- WHAT TO WORK ON: Only the pictures are omitted; repeat all other data exactly.

- GIVEN RECORDS:

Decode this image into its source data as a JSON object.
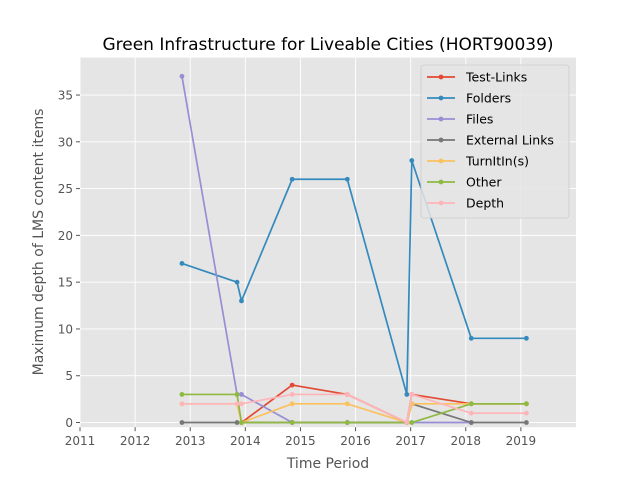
{
  "chart_data": {
    "type": "line",
    "title": "Green Infrastructure for Liveable Cities (HORT90039)",
    "xlabel": "Time Period",
    "ylabel": "Maximum depth of LMS content items",
    "xlim": [
      2011.0,
      2020.0
    ],
    "ylim": [
      -0.5,
      39.0
    ],
    "x_ticks": [
      2011,
      2012,
      2013,
      2014,
      2015,
      2016,
      2017,
      2018,
      2019
    ],
    "y_ticks": [
      0,
      5,
      10,
      15,
      20,
      25,
      30,
      35
    ],
    "grid": true,
    "legend_position": "top-right",
    "x": [
      2012.85,
      2013.85,
      2013.93,
      2014.85,
      2015.85,
      2016.93,
      2017.02,
      2018.1,
      2019.1
    ],
    "series": [
      {
        "name": "Test-Links",
        "color": "#E24A33",
        "values": [
          null,
          null,
          0,
          4,
          3,
          0,
          3,
          2,
          2
        ]
      },
      {
        "name": "Folders",
        "color": "#348ABD",
        "values": [
          17,
          15,
          13,
          26,
          26,
          3,
          28,
          9,
          9
        ]
      },
      {
        "name": "Files",
        "color": "#988ED5",
        "values": [
          37,
          3,
          3,
          0,
          0,
          0,
          0,
          0,
          null
        ]
      },
      {
        "name": "External Links",
        "color": "#777777",
        "values": [
          0,
          0,
          0,
          0,
          0,
          0,
          2,
          0,
          0
        ]
      },
      {
        "name": "TurnItIn(s)",
        "color": "#FBC15E",
        "values": [
          2,
          2,
          0,
          2,
          2,
          0,
          2,
          2,
          2
        ]
      },
      {
        "name": "Other",
        "color": "#8EBA42",
        "values": [
          3,
          3,
          0,
          0,
          0,
          0,
          0,
          2,
          2
        ]
      },
      {
        "name": "Depth",
        "color": "#FFB5B8",
        "values": [
          2,
          2,
          2,
          3,
          3,
          0,
          3,
          1,
          1
        ]
      }
    ]
  }
}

- ANSWER TO THE TASK:
Decode this image into its source data as a JSON object.
{
  "chart_data": {
    "type": "line",
    "title": "Green Infrastructure for Liveable Cities (HORT90039)",
    "xlabel": "Time Period",
    "ylabel": "Maximum depth of LMS content items",
    "xlim": [
      2011.0,
      2020.0
    ],
    "ylim": [
      -0.5,
      39.0
    ],
    "x_ticks": [
      2011,
      2012,
      2013,
      2014,
      2015,
      2016,
      2017,
      2018,
      2019
    ],
    "y_ticks": [
      0,
      5,
      10,
      15,
      20,
      25,
      30,
      35
    ],
    "grid": true,
    "legend_position": "top-right",
    "x": [
      2012.85,
      2013.85,
      2013.93,
      2014.85,
      2015.85,
      2016.93,
      2017.02,
      2018.1,
      2019.1
    ],
    "series": [
      {
        "name": "Test-Links",
        "color": "#E24A33",
        "values": [
          null,
          null,
          0,
          4,
          3,
          0,
          3,
          2,
          2
        ]
      },
      {
        "name": "Folders",
        "color": "#348ABD",
        "values": [
          17,
          15,
          13,
          26,
          26,
          3,
          28,
          9,
          9
        ]
      },
      {
        "name": "Files",
        "color": "#988ED5",
        "values": [
          37,
          3,
          3,
          0,
          0,
          0,
          0,
          0,
          null
        ]
      },
      {
        "name": "External Links",
        "color": "#777777",
        "values": [
          0,
          0,
          0,
          0,
          0,
          0,
          2,
          0,
          0
        ]
      },
      {
        "name": "TurnItIn(s)",
        "color": "#FBC15E",
        "values": [
          2,
          2,
          0,
          2,
          2,
          0,
          2,
          2,
          2
        ]
      },
      {
        "name": "Other",
        "color": "#8EBA42",
        "values": [
          3,
          3,
          0,
          0,
          0,
          0,
          0,
          2,
          2
        ]
      },
      {
        "name": "Depth",
        "color": "#FFB5B8",
        "values": [
          2,
          2,
          2,
          3,
          3,
          0,
          3,
          1,
          1
        ]
      }
    ]
  }
}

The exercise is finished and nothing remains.